[Dataset items]
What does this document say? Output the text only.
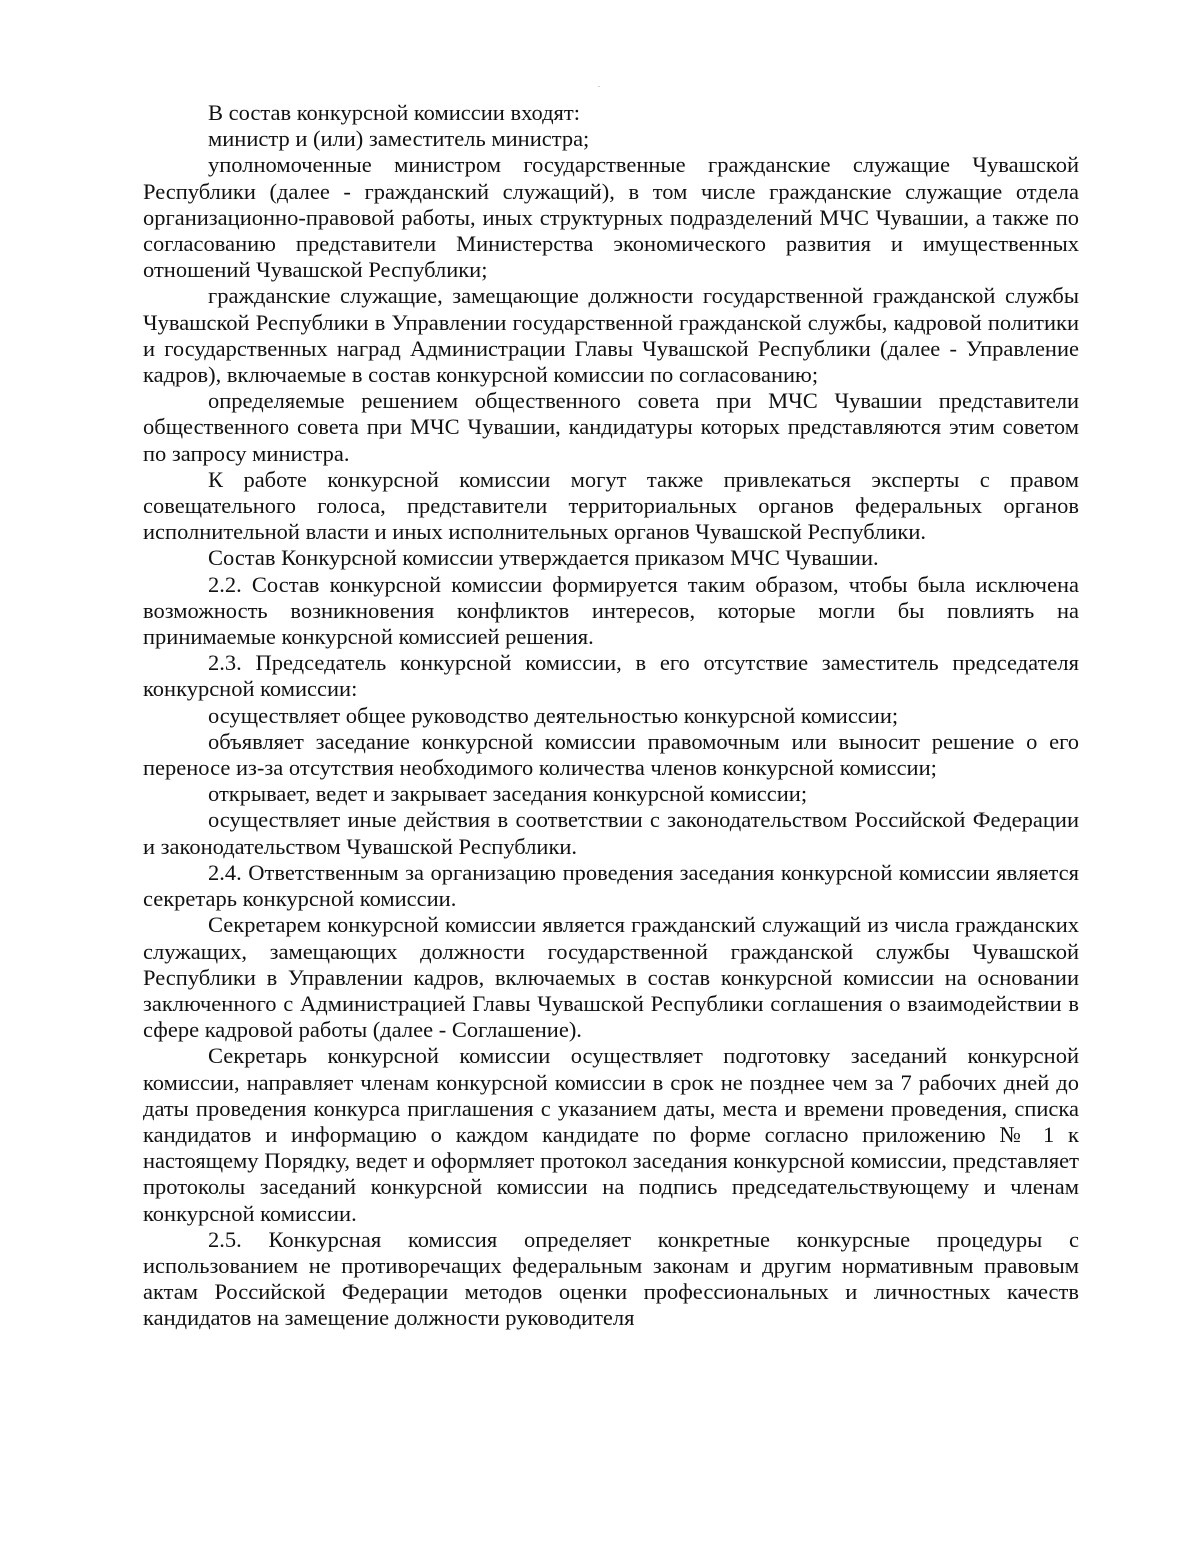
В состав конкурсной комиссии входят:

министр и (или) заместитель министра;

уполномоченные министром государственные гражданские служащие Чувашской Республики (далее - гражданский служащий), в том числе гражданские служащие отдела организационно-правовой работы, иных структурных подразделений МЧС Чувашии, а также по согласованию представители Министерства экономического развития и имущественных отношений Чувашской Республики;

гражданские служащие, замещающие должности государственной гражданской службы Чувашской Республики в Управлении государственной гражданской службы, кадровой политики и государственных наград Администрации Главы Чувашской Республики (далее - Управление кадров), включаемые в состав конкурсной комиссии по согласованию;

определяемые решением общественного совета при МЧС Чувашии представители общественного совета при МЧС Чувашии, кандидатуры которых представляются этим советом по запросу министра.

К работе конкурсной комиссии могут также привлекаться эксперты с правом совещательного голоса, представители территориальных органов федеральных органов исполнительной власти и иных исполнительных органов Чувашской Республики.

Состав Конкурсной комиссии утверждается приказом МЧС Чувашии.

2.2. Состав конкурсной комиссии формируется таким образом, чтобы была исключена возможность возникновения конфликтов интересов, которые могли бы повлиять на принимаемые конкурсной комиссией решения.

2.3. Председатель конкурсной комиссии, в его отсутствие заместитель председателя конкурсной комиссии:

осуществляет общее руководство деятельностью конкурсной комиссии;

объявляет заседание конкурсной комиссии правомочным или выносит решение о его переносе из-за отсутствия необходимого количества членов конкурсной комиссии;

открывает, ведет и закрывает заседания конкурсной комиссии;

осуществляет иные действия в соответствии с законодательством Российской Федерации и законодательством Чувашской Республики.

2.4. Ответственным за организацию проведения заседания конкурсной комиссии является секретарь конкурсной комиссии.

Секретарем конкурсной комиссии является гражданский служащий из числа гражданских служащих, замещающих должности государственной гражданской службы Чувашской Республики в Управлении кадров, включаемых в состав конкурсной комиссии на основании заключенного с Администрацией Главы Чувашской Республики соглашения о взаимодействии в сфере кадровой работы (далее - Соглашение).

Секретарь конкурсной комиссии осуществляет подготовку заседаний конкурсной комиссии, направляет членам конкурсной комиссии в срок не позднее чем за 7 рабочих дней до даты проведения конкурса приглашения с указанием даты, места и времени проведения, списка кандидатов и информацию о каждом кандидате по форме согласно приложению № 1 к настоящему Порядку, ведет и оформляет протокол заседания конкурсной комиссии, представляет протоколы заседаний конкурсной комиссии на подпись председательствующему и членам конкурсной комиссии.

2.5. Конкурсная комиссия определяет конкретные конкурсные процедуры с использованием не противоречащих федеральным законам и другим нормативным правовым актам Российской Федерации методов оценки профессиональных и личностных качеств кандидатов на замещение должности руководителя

AIM OF THE TASK ▸ Can you retype every record above exactly, leaving out the pictures?

OUTPUT BELOW ▸
What does this document say? Output the text only.
В состав конкурсной комиссии входят:

министр и (или) заместитель министра;

уполномоченные министром государственные гражданские служащие Чувашской Республики (далее - гражданский служащий), в том числе гражданские служащие отдела организационно-правовой работы, иных структурных подразделений МЧС Чувашии, а также по согласованию представители Министерства экономического развития и имущественных отношений Чувашской Республики;

гражданские служащие, замещающие должности государственной гражданской службы Чувашской Республики в Управлении государственной гражданской службы, кадровой политики и государственных наград Администрации Главы Чувашской Республики (далее - Управление кадров), включаемые в состав конкурсной комиссии по согласованию;

определяемые решением общественного совета при МЧС Чувашии представители общественного совета при МЧС Чувашии, кандидатуры которых представляются этим советом по запросу министра.

К работе конкурсной комиссии могут также привлекаться эксперты с правом совещательного голоса, представители территориальных органов федеральных органов исполнительной власти и иных исполнительных органов Чувашской Республики.

Состав Конкурсной комиссии утверждается приказом МЧС Чувашии.

2.2. Состав конкурсной комиссии формируется таким образом, чтобы была исключена возможность возникновения конфликтов интересов, которые могли бы повлиять на принимаемые конкурсной комиссией решения.

2.3. Председатель конкурсной комиссии, в его отсутствие заместитель председателя конкурсной комиссии:

осуществляет общее руководство деятельностью конкурсной комиссии;

объявляет заседание конкурсной комиссии правомочным или выносит решение о его переносе из-за отсутствия необходимого количества членов конкурсной комиссии;

открывает, ведет и закрывает заседания конкурсной комиссии;

осуществляет иные действия в соответствии с законодательством Российской Федерации и законодательством Чувашской Республики.

2.4. Ответственным за организацию проведения заседания конкурсной комиссии является секретарь конкурсной комиссии.

Секретарем конкурсной комиссии является гражданский служащий из числа гражданских служащих, замещающих должности государственной гражданской службы Чувашской Республики в Управлении кадров, включаемых в состав конкурсной комиссии на основании заключенного с Администрацией Главы Чувашской Республики соглашения о взаимодействии в сфере кадровой работы (далее - Соглашение).

Секретарь конкурсной комиссии осуществляет подготовку заседаний конкурсной комиссии, направляет членам конкурсной комиссии в срок не позднее чем за 7 рабочих дней до даты проведения конкурса приглашения с указанием даты, места и времени проведения, списка кандидатов и информацию о каждом кандидате по форме согласно приложению № 1 к настоящему Порядку, ведет и оформляет протокол заседания конкурсной комиссии, представляет протоколы заседаний конкурсной комиссии на подпись председательствующему и членам конкурсной комиссии.

2.5. Конкурсная комиссия определяет конкретные конкурсные процедуры с использованием не противоречащих федеральным законам и другим нормативным правовым актам Российской Федерации методов оценки профессиональных и личностных качеств кандидатов на замещение должности руководителя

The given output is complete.